**Exercise details**
Every line of the listing must be reproduced as it stands. Leave the images behind.

**Provided material**
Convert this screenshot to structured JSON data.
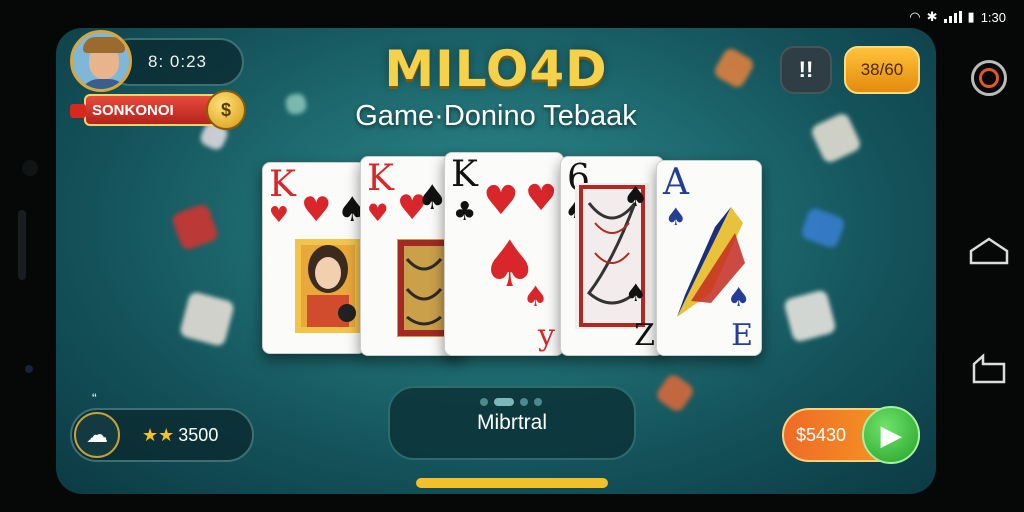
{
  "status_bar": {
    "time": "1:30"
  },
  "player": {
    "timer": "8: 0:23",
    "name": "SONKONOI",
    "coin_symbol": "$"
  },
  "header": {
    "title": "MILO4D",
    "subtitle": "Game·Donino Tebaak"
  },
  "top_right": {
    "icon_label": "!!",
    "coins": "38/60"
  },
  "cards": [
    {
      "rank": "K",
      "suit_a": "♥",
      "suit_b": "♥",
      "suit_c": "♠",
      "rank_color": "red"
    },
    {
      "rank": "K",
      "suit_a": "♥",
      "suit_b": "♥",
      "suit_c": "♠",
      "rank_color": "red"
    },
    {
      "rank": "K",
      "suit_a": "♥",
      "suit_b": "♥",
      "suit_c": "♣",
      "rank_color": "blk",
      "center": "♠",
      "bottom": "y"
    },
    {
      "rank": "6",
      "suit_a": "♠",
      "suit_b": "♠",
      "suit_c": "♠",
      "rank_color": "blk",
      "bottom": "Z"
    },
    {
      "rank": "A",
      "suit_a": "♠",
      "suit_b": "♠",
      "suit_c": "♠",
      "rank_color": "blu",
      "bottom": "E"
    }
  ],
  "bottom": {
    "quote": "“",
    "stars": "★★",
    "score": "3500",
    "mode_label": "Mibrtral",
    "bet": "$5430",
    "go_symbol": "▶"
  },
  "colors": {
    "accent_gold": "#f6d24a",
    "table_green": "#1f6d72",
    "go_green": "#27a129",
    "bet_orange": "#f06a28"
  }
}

**Full solution**
Convert this screenshot to structured JSON data.
{
  "status_bar": {
    "time": "1:30"
  },
  "player": {
    "timer": "8: 0:23",
    "name": "SONKONOI",
    "coin_symbol": "$"
  },
  "header": {
    "title": "MILO4D",
    "subtitle": "Game·Donino Tebaak"
  },
  "top_right": {
    "icon_label": "!!",
    "coins": "38/60"
  },
  "cards": [
    {
      "rank": "K",
      "suit_a": "♥",
      "suit_b": "♥",
      "suit_c": "♠",
      "rank_color": "red"
    },
    {
      "rank": "K",
      "suit_a": "♥",
      "suit_b": "♥",
      "suit_c": "♠",
      "rank_color": "red"
    },
    {
      "rank": "K",
      "suit_a": "♥",
      "suit_b": "♥",
      "suit_c": "♣",
      "rank_color": "blk",
      "center": "♠",
      "bottom": "y"
    },
    {
      "rank": "6",
      "suit_a": "♠",
      "suit_b": "♠",
      "suit_c": "♠",
      "rank_color": "blk",
      "bottom": "Z"
    },
    {
      "rank": "A",
      "suit_a": "♠",
      "suit_b": "♠",
      "suit_c": "♠",
      "rank_color": "blu",
      "bottom": "E"
    }
  ],
  "bottom": {
    "quote": "“",
    "stars": "★★",
    "score": "3500",
    "mode_label": "Mibrtral",
    "bet": "$5430",
    "go_symbol": "▶"
  },
  "colors": {
    "accent_gold": "#f6d24a",
    "table_green": "#1f6d72",
    "go_green": "#27a129",
    "bet_orange": "#f06a28"
  }
}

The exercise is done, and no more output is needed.